▶ Request
Repeat everything in the material exactly.

▶ Listed entries
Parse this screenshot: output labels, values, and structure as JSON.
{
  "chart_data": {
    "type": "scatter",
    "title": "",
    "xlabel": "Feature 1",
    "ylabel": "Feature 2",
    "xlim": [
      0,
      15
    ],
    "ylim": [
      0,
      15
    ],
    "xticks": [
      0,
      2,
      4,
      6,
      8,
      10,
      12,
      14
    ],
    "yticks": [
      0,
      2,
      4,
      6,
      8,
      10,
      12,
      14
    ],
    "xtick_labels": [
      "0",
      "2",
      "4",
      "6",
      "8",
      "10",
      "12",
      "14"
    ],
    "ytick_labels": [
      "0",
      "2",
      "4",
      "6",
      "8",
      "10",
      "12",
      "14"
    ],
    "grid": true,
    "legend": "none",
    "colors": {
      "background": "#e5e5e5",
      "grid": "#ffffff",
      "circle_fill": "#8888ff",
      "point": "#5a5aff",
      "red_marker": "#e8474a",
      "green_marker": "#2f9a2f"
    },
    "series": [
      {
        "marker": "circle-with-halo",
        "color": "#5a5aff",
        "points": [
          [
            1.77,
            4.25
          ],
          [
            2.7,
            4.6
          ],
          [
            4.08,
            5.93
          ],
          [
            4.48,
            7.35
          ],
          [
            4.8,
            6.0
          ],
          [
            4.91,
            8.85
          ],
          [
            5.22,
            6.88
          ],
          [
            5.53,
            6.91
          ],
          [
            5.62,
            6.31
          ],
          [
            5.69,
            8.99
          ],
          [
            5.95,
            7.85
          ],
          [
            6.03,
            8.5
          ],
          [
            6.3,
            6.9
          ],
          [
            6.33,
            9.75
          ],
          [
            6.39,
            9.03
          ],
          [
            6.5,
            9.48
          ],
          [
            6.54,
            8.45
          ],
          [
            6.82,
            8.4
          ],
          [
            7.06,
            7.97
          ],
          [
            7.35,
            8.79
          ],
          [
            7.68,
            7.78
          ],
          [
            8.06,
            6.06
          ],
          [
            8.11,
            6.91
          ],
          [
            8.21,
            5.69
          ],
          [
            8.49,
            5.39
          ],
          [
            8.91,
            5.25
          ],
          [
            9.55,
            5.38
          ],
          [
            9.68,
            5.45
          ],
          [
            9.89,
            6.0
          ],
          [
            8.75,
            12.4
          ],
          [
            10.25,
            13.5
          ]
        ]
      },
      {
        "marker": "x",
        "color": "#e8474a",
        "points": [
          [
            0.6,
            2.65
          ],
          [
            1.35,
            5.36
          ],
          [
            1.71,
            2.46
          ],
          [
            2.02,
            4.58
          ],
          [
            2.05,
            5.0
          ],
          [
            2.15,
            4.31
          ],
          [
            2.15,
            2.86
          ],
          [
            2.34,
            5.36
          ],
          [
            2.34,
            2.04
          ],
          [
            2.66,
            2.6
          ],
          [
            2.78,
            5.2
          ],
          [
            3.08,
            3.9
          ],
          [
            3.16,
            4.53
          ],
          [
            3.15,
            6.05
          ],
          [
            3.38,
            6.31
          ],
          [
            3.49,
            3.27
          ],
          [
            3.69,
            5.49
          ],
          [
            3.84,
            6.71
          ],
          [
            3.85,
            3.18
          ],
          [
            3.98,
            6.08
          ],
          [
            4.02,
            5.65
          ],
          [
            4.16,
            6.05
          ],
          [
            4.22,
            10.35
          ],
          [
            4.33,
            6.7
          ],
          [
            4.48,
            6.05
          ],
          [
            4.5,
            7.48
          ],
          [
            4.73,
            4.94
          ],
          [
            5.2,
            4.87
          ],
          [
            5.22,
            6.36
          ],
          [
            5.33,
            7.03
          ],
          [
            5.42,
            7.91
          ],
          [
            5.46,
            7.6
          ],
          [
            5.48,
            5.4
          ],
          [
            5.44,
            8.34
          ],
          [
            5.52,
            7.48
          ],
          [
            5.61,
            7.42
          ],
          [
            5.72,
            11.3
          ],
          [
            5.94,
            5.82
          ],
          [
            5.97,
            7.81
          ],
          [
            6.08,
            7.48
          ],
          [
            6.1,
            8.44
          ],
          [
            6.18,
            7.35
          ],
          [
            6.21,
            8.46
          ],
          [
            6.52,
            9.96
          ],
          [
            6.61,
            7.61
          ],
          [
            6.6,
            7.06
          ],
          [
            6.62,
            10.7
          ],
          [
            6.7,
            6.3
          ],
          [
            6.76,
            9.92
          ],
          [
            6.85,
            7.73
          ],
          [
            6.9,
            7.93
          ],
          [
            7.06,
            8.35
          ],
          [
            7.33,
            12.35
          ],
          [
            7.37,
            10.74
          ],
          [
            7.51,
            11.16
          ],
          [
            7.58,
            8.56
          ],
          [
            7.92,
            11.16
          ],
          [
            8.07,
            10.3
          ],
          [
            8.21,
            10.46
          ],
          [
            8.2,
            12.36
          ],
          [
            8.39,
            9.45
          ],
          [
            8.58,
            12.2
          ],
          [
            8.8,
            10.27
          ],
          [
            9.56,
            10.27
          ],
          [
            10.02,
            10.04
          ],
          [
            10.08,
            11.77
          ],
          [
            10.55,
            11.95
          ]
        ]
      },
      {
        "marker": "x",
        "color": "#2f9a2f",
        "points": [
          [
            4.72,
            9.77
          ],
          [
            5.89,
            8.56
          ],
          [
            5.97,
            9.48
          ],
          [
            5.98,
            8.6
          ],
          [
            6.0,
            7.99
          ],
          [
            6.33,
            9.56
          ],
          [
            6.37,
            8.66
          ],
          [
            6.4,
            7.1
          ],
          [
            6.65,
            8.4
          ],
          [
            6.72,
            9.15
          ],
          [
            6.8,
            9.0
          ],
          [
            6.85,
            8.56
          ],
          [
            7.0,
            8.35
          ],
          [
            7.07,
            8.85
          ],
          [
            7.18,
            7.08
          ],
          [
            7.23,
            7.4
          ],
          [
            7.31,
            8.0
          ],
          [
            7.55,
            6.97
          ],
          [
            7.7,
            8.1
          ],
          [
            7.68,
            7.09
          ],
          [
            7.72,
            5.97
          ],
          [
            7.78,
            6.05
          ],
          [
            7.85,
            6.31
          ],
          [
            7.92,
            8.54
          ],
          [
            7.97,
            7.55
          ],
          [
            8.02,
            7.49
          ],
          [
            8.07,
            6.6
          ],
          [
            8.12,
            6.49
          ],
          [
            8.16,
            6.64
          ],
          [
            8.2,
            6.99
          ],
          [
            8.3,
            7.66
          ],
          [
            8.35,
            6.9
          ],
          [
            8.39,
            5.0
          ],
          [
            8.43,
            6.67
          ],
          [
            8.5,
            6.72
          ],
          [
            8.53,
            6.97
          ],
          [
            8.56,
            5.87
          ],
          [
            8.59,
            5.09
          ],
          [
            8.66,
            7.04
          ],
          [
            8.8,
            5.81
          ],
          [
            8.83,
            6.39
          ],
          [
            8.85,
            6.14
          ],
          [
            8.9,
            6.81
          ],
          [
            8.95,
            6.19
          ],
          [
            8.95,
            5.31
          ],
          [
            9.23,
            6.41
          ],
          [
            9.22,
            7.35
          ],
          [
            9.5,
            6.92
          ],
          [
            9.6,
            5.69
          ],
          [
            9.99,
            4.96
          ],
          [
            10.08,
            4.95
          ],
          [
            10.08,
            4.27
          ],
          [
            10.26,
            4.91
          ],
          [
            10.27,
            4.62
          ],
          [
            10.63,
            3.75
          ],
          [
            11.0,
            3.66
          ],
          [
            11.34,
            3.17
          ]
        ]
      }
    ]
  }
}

▶ Problem solution
Parse this screenshot: output labels, values, and structure as JSON.
{
  "chart_data": {
    "type": "scatter",
    "title": "",
    "xlabel": "Feature 1",
    "ylabel": "Feature 2",
    "xlim": [
      0,
      15
    ],
    "ylim": [
      0,
      15
    ],
    "xticks": [
      0,
      2,
      4,
      6,
      8,
      10,
      12,
      14
    ],
    "yticks": [
      0,
      2,
      4,
      6,
      8,
      10,
      12,
      14
    ],
    "xtick_labels": [
      "0",
      "2",
      "4",
      "6",
      "8",
      "10",
      "12",
      "14"
    ],
    "ytick_labels": [
      "0",
      "2",
      "4",
      "6",
      "8",
      "10",
      "12",
      "14"
    ],
    "grid": true,
    "legend": "none",
    "colors": {
      "background": "#e5e5e5",
      "grid": "#ffffff",
      "circle_fill": "#8888ff",
      "point": "#5a5aff",
      "red_marker": "#e8474a",
      "green_marker": "#2f9a2f"
    },
    "series": [
      {
        "marker": "circle-with-halo",
        "color": "#5a5aff",
        "points": [
          [
            1.77,
            4.25
          ],
          [
            2.7,
            4.6
          ],
          [
            4.08,
            5.93
          ],
          [
            4.48,
            7.35
          ],
          [
            4.8,
            6.0
          ],
          [
            4.91,
            8.85
          ],
          [
            5.22,
            6.88
          ],
          [
            5.53,
            6.91
          ],
          [
            5.62,
            6.31
          ],
          [
            5.69,
            8.99
          ],
          [
            5.95,
            7.85
          ],
          [
            6.03,
            8.5
          ],
          [
            6.3,
            6.9
          ],
          [
            6.33,
            9.75
          ],
          [
            6.39,
            9.03
          ],
          [
            6.5,
            9.48
          ],
          [
            6.54,
            8.45
          ],
          [
            6.82,
            8.4
          ],
          [
            7.06,
            7.97
          ],
          [
            7.35,
            8.79
          ],
          [
            7.68,
            7.78
          ],
          [
            8.06,
            6.06
          ],
          [
            8.11,
            6.91
          ],
          [
            8.21,
            5.69
          ],
          [
            8.49,
            5.39
          ],
          [
            8.91,
            5.25
          ],
          [
            9.55,
            5.38
          ],
          [
            9.68,
            5.45
          ],
          [
            9.89,
            6.0
          ],
          [
            8.75,
            12.4
          ],
          [
            10.25,
            13.5
          ]
        ]
      },
      {
        "marker": "x",
        "color": "#e8474a",
        "points": [
          [
            0.6,
            2.65
          ],
          [
            1.35,
            5.36
          ],
          [
            1.71,
            2.46
          ],
          [
            2.02,
            4.58
          ],
          [
            2.05,
            5.0
          ],
          [
            2.15,
            4.31
          ],
          [
            2.15,
            2.86
          ],
          [
            2.34,
            5.36
          ],
          [
            2.34,
            2.04
          ],
          [
            2.66,
            2.6
          ],
          [
            2.78,
            5.2
          ],
          [
            3.08,
            3.9
          ],
          [
            3.16,
            4.53
          ],
          [
            3.15,
            6.05
          ],
          [
            3.38,
            6.31
          ],
          [
            3.49,
            3.27
          ],
          [
            3.69,
            5.49
          ],
          [
            3.84,
            6.71
          ],
          [
            3.85,
            3.18
          ],
          [
            3.98,
            6.08
          ],
          [
            4.02,
            5.65
          ],
          [
            4.16,
            6.05
          ],
          [
            4.22,
            10.35
          ],
          [
            4.33,
            6.7
          ],
          [
            4.48,
            6.05
          ],
          [
            4.5,
            7.48
          ],
          [
            4.73,
            4.94
          ],
          [
            5.2,
            4.87
          ],
          [
            5.22,
            6.36
          ],
          [
            5.33,
            7.03
          ],
          [
            5.42,
            7.91
          ],
          [
            5.46,
            7.6
          ],
          [
            5.48,
            5.4
          ],
          [
            5.44,
            8.34
          ],
          [
            5.52,
            7.48
          ],
          [
            5.61,
            7.42
          ],
          [
            5.72,
            11.3
          ],
          [
            5.94,
            5.82
          ],
          [
            5.97,
            7.81
          ],
          [
            6.08,
            7.48
          ],
          [
            6.1,
            8.44
          ],
          [
            6.18,
            7.35
          ],
          [
            6.21,
            8.46
          ],
          [
            6.52,
            9.96
          ],
          [
            6.61,
            7.61
          ],
          [
            6.6,
            7.06
          ],
          [
            6.62,
            10.7
          ],
          [
            6.7,
            6.3
          ],
          [
            6.76,
            9.92
          ],
          [
            6.85,
            7.73
          ],
          [
            6.9,
            7.93
          ],
          [
            7.06,
            8.35
          ],
          [
            7.33,
            12.35
          ],
          [
            7.37,
            10.74
          ],
          [
            7.51,
            11.16
          ],
          [
            7.58,
            8.56
          ],
          [
            7.92,
            11.16
          ],
          [
            8.07,
            10.3
          ],
          [
            8.21,
            10.46
          ],
          [
            8.2,
            12.36
          ],
          [
            8.39,
            9.45
          ],
          [
            8.58,
            12.2
          ],
          [
            8.8,
            10.27
          ],
          [
            9.56,
            10.27
          ],
          [
            10.02,
            10.04
          ],
          [
            10.08,
            11.77
          ],
          [
            10.55,
            11.95
          ]
        ]
      },
      {
        "marker": "x",
        "color": "#2f9a2f",
        "points": [
          [
            4.72,
            9.77
          ],
          [
            5.89,
            8.56
          ],
          [
            5.97,
            9.48
          ],
          [
            5.98,
            8.6
          ],
          [
            6.0,
            7.99
          ],
          [
            6.33,
            9.56
          ],
          [
            6.37,
            8.66
          ],
          [
            6.4,
            7.1
          ],
          [
            6.65,
            8.4
          ],
          [
            6.72,
            9.15
          ],
          [
            6.8,
            9.0
          ],
          [
            6.85,
            8.56
          ],
          [
            7.0,
            8.35
          ],
          [
            7.07,
            8.85
          ],
          [
            7.18,
            7.08
          ],
          [
            7.23,
            7.4
          ],
          [
            7.31,
            8.0
          ],
          [
            7.55,
            6.97
          ],
          [
            7.7,
            8.1
          ],
          [
            7.68,
            7.09
          ],
          [
            7.72,
            5.97
          ],
          [
            7.78,
            6.05
          ],
          [
            7.85,
            6.31
          ],
          [
            7.92,
            8.54
          ],
          [
            7.97,
            7.55
          ],
          [
            8.02,
            7.49
          ],
          [
            8.07,
            6.6
          ],
          [
            8.12,
            6.49
          ],
          [
            8.16,
            6.64
          ],
          [
            8.2,
            6.99
          ],
          [
            8.3,
            7.66
          ],
          [
            8.35,
            6.9
          ],
          [
            8.39,
            5.0
          ],
          [
            8.43,
            6.67
          ],
          [
            8.5,
            6.72
          ],
          [
            8.53,
            6.97
          ],
          [
            8.56,
            5.87
          ],
          [
            8.59,
            5.09
          ],
          [
            8.66,
            7.04
          ],
          [
            8.8,
            5.81
          ],
          [
            8.83,
            6.39
          ],
          [
            8.85,
            6.14
          ],
          [
            8.9,
            6.81
          ],
          [
            8.95,
            6.19
          ],
          [
            8.95,
            5.31
          ],
          [
            9.23,
            6.41
          ],
          [
            9.22,
            7.35
          ],
          [
            9.5,
            6.92
          ],
          [
            9.6,
            5.69
          ],
          [
            9.99,
            4.96
          ],
          [
            10.08,
            4.95
          ],
          [
            10.08,
            4.27
          ],
          [
            10.26,
            4.91
          ],
          [
            10.27,
            4.62
          ],
          [
            10.63,
            3.75
          ],
          [
            11.0,
            3.66
          ],
          [
            11.34,
            3.17
          ]
        ]
      }
    ]
  }
}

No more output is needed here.